Search the entries for the word "heading" and pull out each line that has it.
Start Supplied material
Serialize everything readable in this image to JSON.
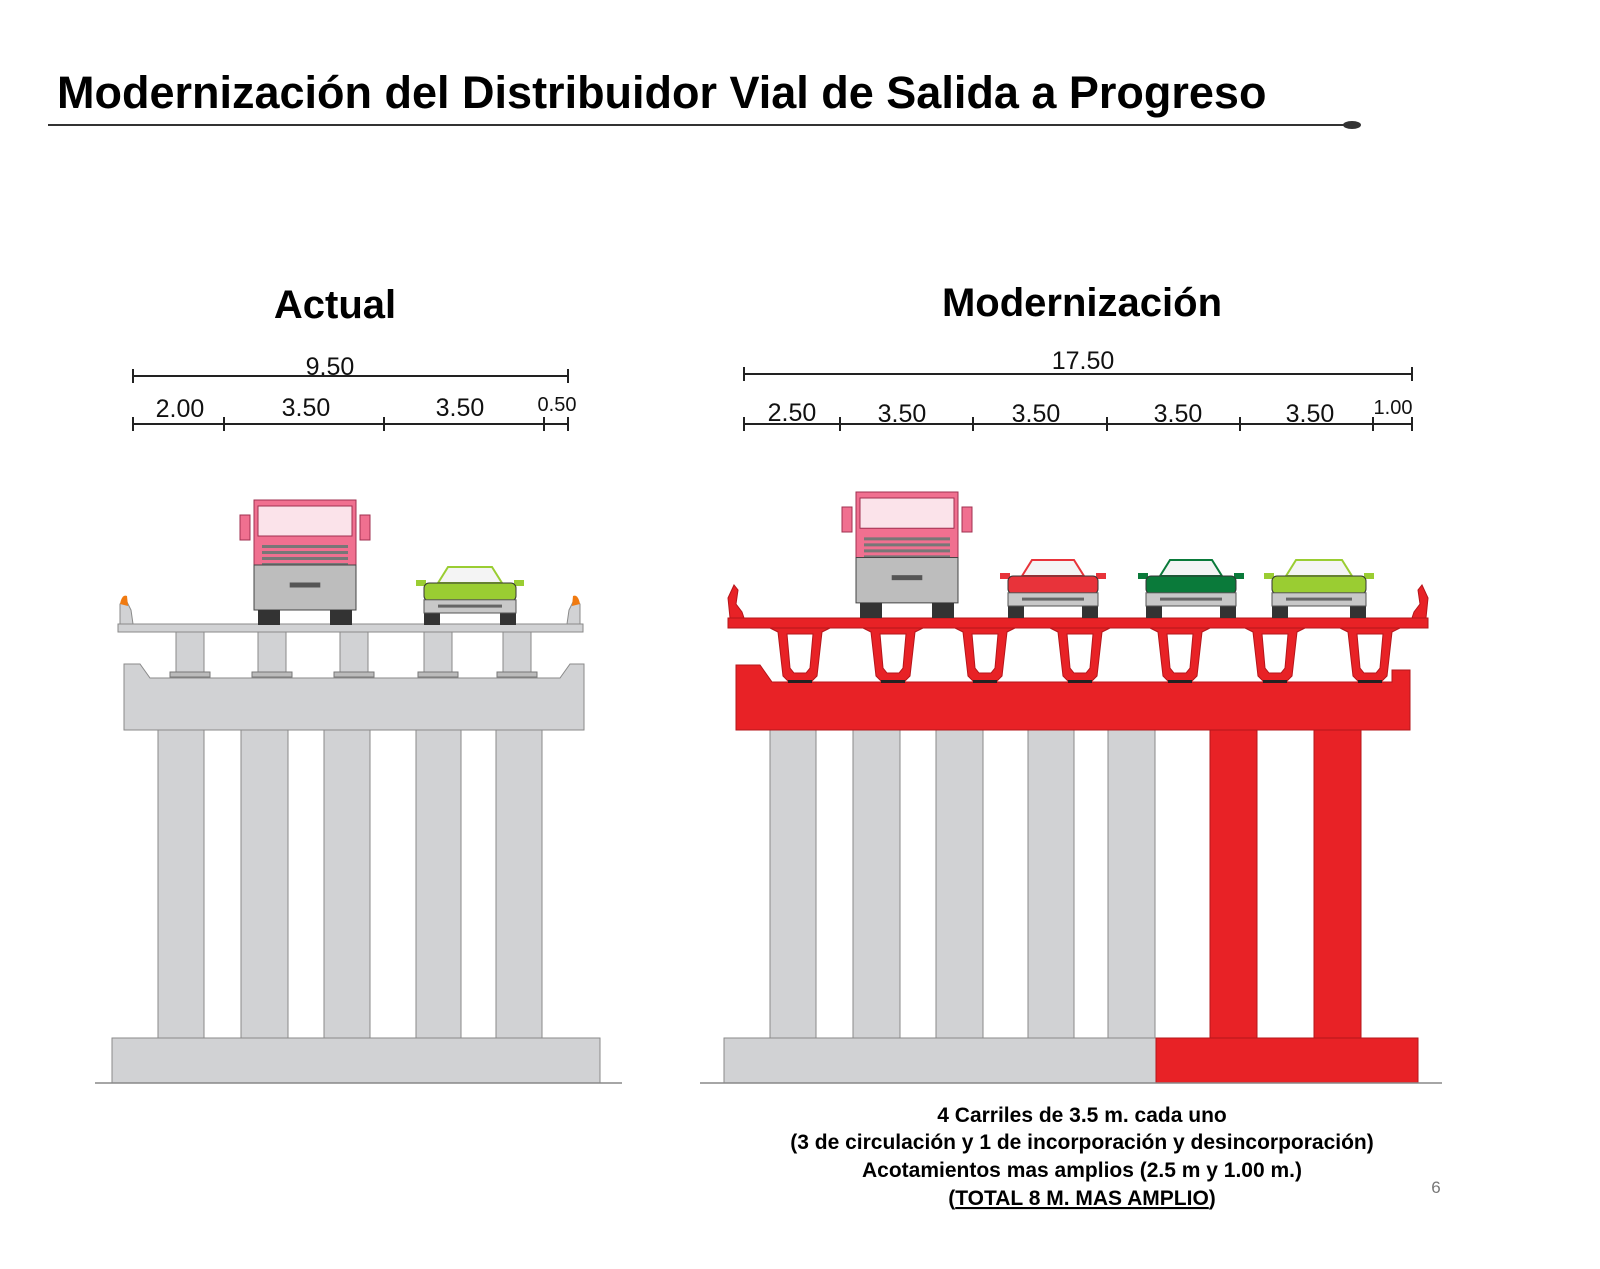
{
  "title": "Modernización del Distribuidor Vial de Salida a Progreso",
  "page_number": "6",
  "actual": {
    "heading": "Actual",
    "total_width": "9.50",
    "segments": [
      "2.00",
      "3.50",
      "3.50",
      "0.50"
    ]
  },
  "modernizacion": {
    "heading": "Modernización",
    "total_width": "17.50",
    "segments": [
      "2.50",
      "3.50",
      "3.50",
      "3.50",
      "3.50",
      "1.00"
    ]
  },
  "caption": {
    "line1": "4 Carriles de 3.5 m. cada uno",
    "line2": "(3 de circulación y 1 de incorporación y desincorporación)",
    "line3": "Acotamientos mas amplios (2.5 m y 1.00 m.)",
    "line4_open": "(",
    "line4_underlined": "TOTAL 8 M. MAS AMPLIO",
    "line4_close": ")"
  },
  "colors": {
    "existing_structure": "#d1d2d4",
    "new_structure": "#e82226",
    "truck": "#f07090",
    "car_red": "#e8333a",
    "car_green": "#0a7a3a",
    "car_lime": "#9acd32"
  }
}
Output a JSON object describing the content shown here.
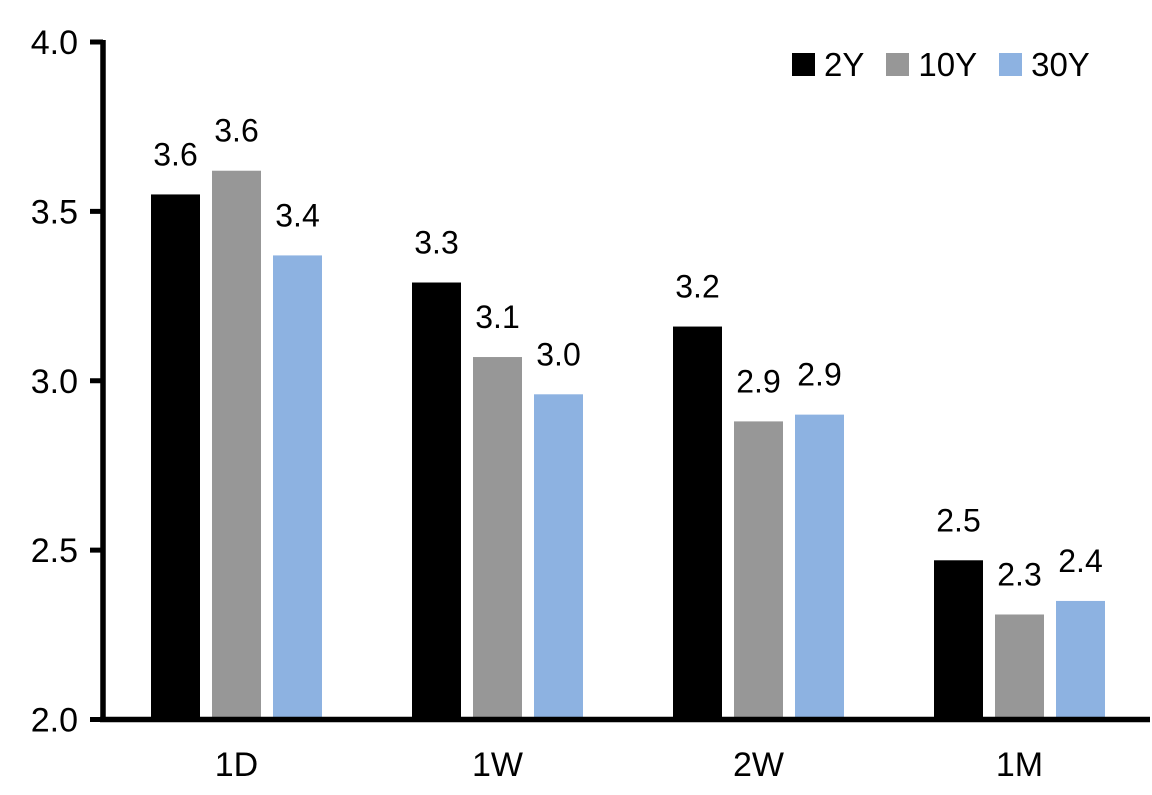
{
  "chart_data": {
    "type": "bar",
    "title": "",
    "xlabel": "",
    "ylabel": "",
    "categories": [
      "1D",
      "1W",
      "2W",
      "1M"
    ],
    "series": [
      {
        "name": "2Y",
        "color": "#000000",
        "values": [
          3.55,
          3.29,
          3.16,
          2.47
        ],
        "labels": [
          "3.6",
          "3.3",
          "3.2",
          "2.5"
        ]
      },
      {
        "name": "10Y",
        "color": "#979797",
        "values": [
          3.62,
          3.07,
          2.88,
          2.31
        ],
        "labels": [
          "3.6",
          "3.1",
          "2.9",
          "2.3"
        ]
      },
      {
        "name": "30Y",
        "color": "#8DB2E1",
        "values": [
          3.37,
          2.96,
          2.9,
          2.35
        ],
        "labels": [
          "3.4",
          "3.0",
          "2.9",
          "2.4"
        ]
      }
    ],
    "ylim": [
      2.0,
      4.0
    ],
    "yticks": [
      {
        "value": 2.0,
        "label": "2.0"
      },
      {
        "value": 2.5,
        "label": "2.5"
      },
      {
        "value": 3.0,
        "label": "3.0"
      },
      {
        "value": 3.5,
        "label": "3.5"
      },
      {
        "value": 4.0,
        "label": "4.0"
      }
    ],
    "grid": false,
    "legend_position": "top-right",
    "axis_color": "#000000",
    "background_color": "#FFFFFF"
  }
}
End Supplied material
* [Finished answer]:
    "heading": "Actual",
    "heading": "Modernización",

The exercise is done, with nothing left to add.